** Begin **

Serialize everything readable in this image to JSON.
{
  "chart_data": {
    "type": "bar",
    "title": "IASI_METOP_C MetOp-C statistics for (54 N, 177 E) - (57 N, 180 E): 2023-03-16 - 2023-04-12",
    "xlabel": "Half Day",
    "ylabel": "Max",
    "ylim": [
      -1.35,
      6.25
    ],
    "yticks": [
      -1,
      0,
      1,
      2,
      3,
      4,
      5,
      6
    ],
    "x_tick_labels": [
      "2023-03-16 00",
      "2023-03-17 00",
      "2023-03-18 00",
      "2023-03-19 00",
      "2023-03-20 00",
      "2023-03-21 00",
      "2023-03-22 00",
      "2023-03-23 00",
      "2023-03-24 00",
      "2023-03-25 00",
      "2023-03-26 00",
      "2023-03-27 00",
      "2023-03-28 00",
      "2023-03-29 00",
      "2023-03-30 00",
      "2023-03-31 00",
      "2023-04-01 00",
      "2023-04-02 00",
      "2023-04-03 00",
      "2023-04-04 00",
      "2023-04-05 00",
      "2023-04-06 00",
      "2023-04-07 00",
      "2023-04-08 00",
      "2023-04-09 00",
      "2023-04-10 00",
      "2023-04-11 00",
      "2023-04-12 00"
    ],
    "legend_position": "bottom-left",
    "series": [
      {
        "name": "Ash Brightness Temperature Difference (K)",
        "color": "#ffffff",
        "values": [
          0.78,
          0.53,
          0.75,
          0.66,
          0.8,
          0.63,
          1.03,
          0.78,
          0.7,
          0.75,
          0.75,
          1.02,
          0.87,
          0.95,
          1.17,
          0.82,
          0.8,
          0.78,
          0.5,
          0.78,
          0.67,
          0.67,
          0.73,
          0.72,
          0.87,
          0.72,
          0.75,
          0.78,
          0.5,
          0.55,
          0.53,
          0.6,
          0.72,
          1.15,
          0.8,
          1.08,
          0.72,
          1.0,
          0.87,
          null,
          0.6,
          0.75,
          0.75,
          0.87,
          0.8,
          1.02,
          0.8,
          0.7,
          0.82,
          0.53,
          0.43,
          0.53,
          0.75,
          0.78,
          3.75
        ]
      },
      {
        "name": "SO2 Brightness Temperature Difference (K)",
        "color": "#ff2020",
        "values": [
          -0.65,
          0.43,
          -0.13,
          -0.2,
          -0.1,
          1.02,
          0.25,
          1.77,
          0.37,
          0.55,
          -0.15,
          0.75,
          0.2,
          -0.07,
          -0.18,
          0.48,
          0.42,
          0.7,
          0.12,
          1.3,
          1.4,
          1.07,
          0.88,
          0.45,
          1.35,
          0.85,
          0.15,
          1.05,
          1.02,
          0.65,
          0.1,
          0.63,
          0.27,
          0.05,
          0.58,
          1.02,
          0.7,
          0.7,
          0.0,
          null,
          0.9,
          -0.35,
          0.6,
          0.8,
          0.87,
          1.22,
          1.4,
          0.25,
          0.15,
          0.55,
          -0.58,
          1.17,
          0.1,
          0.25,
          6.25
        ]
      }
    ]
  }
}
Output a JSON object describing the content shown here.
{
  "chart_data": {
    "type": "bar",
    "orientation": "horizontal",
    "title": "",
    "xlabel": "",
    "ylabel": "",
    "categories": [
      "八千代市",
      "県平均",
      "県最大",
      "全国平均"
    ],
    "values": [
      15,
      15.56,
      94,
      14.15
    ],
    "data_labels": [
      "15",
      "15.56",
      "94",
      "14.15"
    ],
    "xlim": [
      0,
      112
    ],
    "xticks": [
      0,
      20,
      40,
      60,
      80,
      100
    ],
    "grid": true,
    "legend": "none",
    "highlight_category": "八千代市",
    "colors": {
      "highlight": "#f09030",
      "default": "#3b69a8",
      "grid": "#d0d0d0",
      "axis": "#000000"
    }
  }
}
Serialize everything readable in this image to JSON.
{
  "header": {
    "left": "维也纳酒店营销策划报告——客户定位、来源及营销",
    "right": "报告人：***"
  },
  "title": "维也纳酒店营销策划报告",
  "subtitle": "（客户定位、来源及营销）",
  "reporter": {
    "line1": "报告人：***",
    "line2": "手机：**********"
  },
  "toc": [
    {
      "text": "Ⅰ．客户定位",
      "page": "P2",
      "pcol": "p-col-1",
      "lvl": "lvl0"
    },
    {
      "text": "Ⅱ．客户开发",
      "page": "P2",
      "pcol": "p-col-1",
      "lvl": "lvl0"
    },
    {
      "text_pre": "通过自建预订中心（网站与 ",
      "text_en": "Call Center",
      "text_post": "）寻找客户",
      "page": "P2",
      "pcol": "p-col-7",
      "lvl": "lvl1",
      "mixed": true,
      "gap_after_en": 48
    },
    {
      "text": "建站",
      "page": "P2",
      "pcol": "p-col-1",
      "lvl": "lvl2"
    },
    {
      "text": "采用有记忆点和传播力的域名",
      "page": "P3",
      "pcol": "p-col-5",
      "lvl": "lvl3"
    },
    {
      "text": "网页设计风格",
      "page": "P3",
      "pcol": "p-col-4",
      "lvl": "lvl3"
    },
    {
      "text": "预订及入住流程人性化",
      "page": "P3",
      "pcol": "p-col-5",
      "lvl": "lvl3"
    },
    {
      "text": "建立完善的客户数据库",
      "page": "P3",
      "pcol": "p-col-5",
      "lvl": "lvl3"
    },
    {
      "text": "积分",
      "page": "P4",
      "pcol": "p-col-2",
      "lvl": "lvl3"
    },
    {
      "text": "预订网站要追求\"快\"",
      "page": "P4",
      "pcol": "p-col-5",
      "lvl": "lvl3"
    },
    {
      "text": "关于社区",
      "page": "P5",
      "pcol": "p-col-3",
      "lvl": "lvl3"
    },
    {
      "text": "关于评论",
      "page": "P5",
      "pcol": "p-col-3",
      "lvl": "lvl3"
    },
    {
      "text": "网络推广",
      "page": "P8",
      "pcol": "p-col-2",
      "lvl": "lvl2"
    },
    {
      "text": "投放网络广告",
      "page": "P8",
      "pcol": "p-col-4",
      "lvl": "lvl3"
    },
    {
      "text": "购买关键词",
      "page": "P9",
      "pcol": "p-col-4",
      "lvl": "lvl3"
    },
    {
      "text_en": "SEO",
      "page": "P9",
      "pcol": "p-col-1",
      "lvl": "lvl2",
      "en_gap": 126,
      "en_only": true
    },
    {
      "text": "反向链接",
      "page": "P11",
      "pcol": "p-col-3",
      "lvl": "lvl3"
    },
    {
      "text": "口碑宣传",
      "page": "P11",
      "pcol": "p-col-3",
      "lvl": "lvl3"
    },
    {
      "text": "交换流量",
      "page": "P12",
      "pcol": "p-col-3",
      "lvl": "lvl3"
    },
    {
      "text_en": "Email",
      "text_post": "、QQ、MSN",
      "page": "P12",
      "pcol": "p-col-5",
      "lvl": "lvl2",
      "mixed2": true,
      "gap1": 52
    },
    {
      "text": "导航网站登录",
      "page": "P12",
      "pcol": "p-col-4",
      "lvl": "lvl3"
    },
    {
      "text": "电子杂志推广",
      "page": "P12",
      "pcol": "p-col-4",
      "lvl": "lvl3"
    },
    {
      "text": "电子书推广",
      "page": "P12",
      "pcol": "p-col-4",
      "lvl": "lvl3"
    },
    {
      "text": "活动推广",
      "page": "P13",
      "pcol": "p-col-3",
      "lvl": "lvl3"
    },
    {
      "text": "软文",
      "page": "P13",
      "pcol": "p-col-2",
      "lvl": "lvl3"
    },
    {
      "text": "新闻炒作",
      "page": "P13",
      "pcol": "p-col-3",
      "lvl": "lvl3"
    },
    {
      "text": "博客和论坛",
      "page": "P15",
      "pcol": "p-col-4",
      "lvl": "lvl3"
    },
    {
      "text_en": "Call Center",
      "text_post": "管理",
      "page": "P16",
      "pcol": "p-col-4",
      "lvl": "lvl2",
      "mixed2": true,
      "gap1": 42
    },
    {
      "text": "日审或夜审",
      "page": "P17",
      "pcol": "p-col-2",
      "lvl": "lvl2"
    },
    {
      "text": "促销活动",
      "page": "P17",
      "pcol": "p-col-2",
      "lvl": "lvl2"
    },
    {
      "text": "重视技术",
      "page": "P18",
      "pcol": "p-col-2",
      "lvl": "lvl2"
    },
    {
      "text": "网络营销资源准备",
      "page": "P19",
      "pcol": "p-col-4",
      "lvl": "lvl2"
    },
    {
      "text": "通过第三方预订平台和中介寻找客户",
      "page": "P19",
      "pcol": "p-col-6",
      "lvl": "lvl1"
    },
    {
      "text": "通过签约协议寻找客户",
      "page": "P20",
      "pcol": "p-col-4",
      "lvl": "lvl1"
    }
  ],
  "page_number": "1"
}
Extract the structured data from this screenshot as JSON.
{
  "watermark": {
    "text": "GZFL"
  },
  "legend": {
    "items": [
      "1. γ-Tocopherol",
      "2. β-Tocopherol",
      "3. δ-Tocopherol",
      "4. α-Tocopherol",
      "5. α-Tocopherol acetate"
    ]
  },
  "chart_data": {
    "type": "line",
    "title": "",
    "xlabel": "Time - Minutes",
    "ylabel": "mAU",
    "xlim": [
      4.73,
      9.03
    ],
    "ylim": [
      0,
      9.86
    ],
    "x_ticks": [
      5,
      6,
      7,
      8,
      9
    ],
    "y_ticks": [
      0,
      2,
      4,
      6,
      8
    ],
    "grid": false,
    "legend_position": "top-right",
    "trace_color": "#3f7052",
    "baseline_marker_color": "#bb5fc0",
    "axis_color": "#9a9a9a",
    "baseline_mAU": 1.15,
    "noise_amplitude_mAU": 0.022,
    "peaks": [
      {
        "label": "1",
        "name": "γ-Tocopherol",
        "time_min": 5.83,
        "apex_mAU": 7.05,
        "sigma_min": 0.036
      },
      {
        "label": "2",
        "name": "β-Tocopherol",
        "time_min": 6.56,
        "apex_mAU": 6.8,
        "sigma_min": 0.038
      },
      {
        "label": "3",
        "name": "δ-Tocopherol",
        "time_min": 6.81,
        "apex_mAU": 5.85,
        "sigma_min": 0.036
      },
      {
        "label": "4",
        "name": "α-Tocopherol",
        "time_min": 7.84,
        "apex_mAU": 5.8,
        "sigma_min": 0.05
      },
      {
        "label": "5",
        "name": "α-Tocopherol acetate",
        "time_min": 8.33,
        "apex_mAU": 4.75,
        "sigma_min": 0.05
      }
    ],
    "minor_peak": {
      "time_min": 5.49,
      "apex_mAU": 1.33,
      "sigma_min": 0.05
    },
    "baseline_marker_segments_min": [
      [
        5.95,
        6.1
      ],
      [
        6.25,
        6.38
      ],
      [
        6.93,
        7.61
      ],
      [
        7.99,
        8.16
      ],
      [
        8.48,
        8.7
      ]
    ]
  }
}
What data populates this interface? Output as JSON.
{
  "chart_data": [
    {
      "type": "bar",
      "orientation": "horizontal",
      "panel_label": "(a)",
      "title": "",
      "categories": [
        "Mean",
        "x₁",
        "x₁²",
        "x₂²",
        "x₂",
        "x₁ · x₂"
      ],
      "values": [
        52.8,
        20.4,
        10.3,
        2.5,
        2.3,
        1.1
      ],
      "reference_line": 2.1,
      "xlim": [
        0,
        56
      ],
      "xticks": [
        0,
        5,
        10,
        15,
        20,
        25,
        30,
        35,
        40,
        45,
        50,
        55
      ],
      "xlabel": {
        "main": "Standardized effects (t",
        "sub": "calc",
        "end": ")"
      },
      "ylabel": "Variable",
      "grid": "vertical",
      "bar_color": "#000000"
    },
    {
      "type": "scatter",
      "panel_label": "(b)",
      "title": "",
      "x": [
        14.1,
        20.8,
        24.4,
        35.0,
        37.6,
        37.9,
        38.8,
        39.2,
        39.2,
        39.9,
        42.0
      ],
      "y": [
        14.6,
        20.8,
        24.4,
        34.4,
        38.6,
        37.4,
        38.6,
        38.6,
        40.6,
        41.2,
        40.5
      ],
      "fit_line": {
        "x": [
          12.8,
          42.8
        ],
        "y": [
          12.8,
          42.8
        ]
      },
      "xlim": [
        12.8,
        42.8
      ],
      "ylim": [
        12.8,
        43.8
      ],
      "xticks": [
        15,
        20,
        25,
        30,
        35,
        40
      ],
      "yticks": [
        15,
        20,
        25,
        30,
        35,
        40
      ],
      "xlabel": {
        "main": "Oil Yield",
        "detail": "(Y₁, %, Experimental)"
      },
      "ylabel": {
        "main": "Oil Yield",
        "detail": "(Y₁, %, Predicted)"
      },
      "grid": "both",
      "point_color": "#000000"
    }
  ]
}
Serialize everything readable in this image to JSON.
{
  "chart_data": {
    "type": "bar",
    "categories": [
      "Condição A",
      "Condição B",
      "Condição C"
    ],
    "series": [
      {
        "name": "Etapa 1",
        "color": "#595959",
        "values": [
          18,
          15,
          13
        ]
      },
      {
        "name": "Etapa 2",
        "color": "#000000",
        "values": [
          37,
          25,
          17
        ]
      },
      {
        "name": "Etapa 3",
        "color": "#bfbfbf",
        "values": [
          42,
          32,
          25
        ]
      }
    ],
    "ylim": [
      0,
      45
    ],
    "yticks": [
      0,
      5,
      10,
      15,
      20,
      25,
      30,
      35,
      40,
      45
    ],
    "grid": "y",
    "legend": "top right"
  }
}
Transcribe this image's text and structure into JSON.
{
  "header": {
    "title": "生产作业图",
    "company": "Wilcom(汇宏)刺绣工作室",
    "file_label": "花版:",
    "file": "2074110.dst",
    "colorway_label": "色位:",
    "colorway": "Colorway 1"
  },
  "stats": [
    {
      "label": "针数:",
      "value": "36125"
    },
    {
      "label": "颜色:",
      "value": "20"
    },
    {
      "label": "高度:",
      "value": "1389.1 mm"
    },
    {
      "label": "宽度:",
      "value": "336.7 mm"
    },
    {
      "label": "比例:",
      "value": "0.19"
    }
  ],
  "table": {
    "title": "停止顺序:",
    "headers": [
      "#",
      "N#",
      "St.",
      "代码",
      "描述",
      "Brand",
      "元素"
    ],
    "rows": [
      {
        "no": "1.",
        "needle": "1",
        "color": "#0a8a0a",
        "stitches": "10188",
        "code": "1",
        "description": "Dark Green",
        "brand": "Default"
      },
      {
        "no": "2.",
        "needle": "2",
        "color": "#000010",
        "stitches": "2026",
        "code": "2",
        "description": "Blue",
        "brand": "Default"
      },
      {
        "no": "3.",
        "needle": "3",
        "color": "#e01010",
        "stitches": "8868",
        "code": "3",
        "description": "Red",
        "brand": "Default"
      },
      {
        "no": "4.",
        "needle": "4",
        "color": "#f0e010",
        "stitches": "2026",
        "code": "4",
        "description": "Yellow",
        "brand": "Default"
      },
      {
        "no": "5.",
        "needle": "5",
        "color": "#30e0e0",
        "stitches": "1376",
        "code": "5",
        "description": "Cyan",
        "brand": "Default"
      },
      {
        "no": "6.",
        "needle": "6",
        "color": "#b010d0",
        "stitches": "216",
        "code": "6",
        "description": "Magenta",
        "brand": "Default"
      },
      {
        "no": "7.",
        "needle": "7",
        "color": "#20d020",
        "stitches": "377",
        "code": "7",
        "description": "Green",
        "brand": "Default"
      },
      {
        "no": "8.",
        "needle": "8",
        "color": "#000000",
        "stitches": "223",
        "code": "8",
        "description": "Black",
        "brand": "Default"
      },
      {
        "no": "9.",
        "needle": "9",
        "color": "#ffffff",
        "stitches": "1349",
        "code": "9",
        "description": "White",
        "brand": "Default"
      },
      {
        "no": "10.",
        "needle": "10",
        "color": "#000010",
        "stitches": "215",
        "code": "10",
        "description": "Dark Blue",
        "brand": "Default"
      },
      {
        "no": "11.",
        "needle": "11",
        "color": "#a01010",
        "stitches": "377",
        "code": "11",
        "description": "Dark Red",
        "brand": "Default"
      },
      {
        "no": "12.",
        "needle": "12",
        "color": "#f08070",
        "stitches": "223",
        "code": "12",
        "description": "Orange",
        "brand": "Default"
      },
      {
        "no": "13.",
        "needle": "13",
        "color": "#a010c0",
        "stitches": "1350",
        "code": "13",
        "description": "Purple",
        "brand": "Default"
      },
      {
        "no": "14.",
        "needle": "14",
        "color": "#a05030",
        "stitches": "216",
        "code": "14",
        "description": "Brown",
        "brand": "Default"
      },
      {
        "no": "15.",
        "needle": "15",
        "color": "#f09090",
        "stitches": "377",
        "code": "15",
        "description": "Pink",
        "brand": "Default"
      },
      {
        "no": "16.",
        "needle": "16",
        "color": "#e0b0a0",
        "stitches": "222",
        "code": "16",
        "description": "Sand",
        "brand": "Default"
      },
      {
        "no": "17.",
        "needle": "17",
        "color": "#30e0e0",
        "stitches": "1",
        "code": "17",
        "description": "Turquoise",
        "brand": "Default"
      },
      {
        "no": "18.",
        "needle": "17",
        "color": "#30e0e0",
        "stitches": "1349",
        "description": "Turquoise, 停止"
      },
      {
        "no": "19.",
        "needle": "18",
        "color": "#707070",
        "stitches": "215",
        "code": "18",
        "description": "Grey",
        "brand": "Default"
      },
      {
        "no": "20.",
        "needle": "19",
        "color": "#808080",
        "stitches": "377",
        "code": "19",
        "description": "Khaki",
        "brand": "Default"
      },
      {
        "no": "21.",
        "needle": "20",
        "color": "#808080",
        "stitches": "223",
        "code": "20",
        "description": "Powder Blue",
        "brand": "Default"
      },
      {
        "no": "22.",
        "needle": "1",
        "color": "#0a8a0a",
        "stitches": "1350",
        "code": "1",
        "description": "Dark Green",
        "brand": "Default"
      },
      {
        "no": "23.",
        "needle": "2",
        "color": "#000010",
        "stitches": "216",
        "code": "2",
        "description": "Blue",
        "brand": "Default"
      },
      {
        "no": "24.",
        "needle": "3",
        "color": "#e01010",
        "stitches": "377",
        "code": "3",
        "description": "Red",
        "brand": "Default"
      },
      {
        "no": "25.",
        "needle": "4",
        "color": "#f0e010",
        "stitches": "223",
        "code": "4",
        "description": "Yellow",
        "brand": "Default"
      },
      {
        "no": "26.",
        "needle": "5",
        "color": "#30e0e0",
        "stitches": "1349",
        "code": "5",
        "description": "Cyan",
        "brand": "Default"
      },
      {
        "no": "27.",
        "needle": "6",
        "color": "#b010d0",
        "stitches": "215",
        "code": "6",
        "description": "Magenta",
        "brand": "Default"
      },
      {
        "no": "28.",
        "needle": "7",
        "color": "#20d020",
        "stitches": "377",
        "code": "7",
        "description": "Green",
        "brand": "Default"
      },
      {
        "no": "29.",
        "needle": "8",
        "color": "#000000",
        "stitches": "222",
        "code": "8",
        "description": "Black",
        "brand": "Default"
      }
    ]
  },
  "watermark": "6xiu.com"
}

** End **

#### PROMPT
Filter out all lines lacking the word "xlabel" and copy the rest.

#### ANSWER TO THE PROBLEM
    "xlabel": "Half Day",
    "xlabel": "",
    "xlabel": "Time - Minutes",
      "xlabel": {
      "xlabel": {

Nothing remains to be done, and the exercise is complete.